• _Stored items_:
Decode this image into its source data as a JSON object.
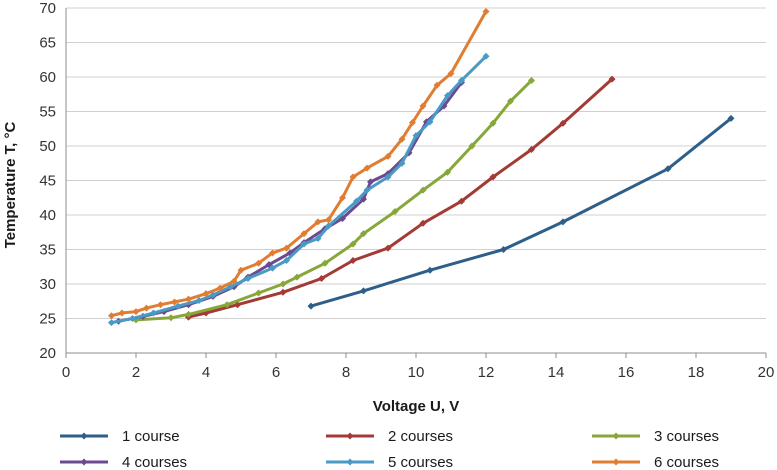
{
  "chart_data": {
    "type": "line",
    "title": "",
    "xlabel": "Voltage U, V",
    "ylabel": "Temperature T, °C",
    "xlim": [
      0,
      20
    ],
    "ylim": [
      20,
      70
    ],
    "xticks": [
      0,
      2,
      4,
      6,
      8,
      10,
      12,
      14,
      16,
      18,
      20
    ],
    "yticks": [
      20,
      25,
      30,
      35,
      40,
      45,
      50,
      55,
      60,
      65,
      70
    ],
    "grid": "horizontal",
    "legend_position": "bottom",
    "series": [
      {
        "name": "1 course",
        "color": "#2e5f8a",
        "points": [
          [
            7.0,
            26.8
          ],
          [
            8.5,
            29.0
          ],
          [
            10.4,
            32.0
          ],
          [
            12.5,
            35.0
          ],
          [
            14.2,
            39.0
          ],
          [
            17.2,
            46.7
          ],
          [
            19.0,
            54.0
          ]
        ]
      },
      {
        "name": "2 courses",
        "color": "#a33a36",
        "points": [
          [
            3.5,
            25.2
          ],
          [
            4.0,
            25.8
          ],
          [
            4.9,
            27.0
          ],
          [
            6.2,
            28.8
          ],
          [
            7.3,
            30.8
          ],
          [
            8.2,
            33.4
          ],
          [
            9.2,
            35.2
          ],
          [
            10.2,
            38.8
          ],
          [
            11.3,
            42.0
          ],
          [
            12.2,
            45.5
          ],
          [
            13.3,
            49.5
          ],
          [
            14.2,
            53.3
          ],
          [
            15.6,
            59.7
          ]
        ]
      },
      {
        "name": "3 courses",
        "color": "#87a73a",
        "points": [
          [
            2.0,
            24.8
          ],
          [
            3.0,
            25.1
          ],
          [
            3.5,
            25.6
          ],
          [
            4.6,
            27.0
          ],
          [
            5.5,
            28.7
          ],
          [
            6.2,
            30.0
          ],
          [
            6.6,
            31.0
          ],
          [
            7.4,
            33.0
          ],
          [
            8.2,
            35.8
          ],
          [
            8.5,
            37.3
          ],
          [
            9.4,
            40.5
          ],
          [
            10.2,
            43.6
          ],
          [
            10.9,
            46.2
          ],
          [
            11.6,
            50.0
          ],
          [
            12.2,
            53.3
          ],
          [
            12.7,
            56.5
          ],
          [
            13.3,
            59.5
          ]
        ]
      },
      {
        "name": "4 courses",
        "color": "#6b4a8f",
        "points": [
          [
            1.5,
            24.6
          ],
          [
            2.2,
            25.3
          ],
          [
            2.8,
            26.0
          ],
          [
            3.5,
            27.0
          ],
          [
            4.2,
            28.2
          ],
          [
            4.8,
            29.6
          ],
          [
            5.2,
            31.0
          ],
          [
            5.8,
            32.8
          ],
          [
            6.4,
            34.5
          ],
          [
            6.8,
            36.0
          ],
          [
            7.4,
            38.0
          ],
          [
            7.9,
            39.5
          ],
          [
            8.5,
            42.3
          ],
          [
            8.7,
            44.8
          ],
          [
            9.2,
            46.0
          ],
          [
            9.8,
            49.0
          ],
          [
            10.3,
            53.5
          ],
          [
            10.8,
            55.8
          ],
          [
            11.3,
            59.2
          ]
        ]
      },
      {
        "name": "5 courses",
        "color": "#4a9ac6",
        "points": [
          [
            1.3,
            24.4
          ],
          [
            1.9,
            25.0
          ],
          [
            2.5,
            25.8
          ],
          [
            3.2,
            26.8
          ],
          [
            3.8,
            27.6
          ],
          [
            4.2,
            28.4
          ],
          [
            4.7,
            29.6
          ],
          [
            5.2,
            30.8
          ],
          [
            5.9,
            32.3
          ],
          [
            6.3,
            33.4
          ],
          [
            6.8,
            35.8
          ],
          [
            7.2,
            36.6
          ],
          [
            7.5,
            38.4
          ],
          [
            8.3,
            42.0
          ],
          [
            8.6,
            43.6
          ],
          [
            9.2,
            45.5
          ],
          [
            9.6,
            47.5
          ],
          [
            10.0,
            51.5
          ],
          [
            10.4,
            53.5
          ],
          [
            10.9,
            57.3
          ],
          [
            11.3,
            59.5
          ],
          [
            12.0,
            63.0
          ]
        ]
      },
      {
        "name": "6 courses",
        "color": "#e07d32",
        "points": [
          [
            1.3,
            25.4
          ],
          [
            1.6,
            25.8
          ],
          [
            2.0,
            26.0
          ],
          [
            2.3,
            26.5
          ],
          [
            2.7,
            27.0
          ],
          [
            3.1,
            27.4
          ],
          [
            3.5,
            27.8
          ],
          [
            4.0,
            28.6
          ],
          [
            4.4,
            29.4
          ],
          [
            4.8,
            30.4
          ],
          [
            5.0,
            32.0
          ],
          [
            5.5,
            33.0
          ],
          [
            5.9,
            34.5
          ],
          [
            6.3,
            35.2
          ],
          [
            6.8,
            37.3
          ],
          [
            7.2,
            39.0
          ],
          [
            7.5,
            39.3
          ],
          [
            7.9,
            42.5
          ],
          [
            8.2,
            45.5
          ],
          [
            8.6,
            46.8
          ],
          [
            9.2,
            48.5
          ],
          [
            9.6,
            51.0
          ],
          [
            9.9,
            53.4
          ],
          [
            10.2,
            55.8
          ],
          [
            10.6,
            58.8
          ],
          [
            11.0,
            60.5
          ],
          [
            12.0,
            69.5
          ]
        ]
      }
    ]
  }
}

• _Challenge_: Return the full material word for word. Do not include the pictures.

• _Task result_:
Decode this image into its source data as a JSON object.
{
  "chart_data": {
    "type": "line",
    "title": "",
    "xlabel": "Voltage U, V",
    "ylabel": "Temperature T, °C",
    "xlim": [
      0,
      20
    ],
    "ylim": [
      20,
      70
    ],
    "xticks": [
      0,
      2,
      4,
      6,
      8,
      10,
      12,
      14,
      16,
      18,
      20
    ],
    "yticks": [
      20,
      25,
      30,
      35,
      40,
      45,
      50,
      55,
      60,
      65,
      70
    ],
    "grid": "horizontal",
    "legend_position": "bottom",
    "series": [
      {
        "name": "1 course",
        "color": "#2e5f8a",
        "points": [
          [
            7.0,
            26.8
          ],
          [
            8.5,
            29.0
          ],
          [
            10.4,
            32.0
          ],
          [
            12.5,
            35.0
          ],
          [
            14.2,
            39.0
          ],
          [
            17.2,
            46.7
          ],
          [
            19.0,
            54.0
          ]
        ]
      },
      {
        "name": "2 courses",
        "color": "#a33a36",
        "points": [
          [
            3.5,
            25.2
          ],
          [
            4.0,
            25.8
          ],
          [
            4.9,
            27.0
          ],
          [
            6.2,
            28.8
          ],
          [
            7.3,
            30.8
          ],
          [
            8.2,
            33.4
          ],
          [
            9.2,
            35.2
          ],
          [
            10.2,
            38.8
          ],
          [
            11.3,
            42.0
          ],
          [
            12.2,
            45.5
          ],
          [
            13.3,
            49.5
          ],
          [
            14.2,
            53.3
          ],
          [
            15.6,
            59.7
          ]
        ]
      },
      {
        "name": "3 courses",
        "color": "#87a73a",
        "points": [
          [
            2.0,
            24.8
          ],
          [
            3.0,
            25.1
          ],
          [
            3.5,
            25.6
          ],
          [
            4.6,
            27.0
          ],
          [
            5.5,
            28.7
          ],
          [
            6.2,
            30.0
          ],
          [
            6.6,
            31.0
          ],
          [
            7.4,
            33.0
          ],
          [
            8.2,
            35.8
          ],
          [
            8.5,
            37.3
          ],
          [
            9.4,
            40.5
          ],
          [
            10.2,
            43.6
          ],
          [
            10.9,
            46.2
          ],
          [
            11.6,
            50.0
          ],
          [
            12.2,
            53.3
          ],
          [
            12.7,
            56.5
          ],
          [
            13.3,
            59.5
          ]
        ]
      },
      {
        "name": "4 courses",
        "color": "#6b4a8f",
        "points": [
          [
            1.5,
            24.6
          ],
          [
            2.2,
            25.3
          ],
          [
            2.8,
            26.0
          ],
          [
            3.5,
            27.0
          ],
          [
            4.2,
            28.2
          ],
          [
            4.8,
            29.6
          ],
          [
            5.2,
            31.0
          ],
          [
            5.8,
            32.8
          ],
          [
            6.4,
            34.5
          ],
          [
            6.8,
            36.0
          ],
          [
            7.4,
            38.0
          ],
          [
            7.9,
            39.5
          ],
          [
            8.5,
            42.3
          ],
          [
            8.7,
            44.8
          ],
          [
            9.2,
            46.0
          ],
          [
            9.8,
            49.0
          ],
          [
            10.3,
            53.5
          ],
          [
            10.8,
            55.8
          ],
          [
            11.3,
            59.2
          ]
        ]
      },
      {
        "name": "5 courses",
        "color": "#4a9ac6",
        "points": [
          [
            1.3,
            24.4
          ],
          [
            1.9,
            25.0
          ],
          [
            2.5,
            25.8
          ],
          [
            3.2,
            26.8
          ],
          [
            3.8,
            27.6
          ],
          [
            4.2,
            28.4
          ],
          [
            4.7,
            29.6
          ],
          [
            5.2,
            30.8
          ],
          [
            5.9,
            32.3
          ],
          [
            6.3,
            33.4
          ],
          [
            6.8,
            35.8
          ],
          [
            7.2,
            36.6
          ],
          [
            7.5,
            38.4
          ],
          [
            8.3,
            42.0
          ],
          [
            8.6,
            43.6
          ],
          [
            9.2,
            45.5
          ],
          [
            9.6,
            47.5
          ],
          [
            10.0,
            51.5
          ],
          [
            10.4,
            53.5
          ],
          [
            10.9,
            57.3
          ],
          [
            11.3,
            59.5
          ],
          [
            12.0,
            63.0
          ]
        ]
      },
      {
        "name": "6 courses",
        "color": "#e07d32",
        "points": [
          [
            1.3,
            25.4
          ],
          [
            1.6,
            25.8
          ],
          [
            2.0,
            26.0
          ],
          [
            2.3,
            26.5
          ],
          [
            2.7,
            27.0
          ],
          [
            3.1,
            27.4
          ],
          [
            3.5,
            27.8
          ],
          [
            4.0,
            28.6
          ],
          [
            4.4,
            29.4
          ],
          [
            4.8,
            30.4
          ],
          [
            5.0,
            32.0
          ],
          [
            5.5,
            33.0
          ],
          [
            5.9,
            34.5
          ],
          [
            6.3,
            35.2
          ],
          [
            6.8,
            37.3
          ],
          [
            7.2,
            39.0
          ],
          [
            7.5,
            39.3
          ],
          [
            7.9,
            42.5
          ],
          [
            8.2,
            45.5
          ],
          [
            8.6,
            46.8
          ],
          [
            9.2,
            48.5
          ],
          [
            9.6,
            51.0
          ],
          [
            9.9,
            53.4
          ],
          [
            10.2,
            55.8
          ],
          [
            10.6,
            58.8
          ],
          [
            11.0,
            60.5
          ],
          [
            12.0,
            69.5
          ]
        ]
      }
    ]
  }
}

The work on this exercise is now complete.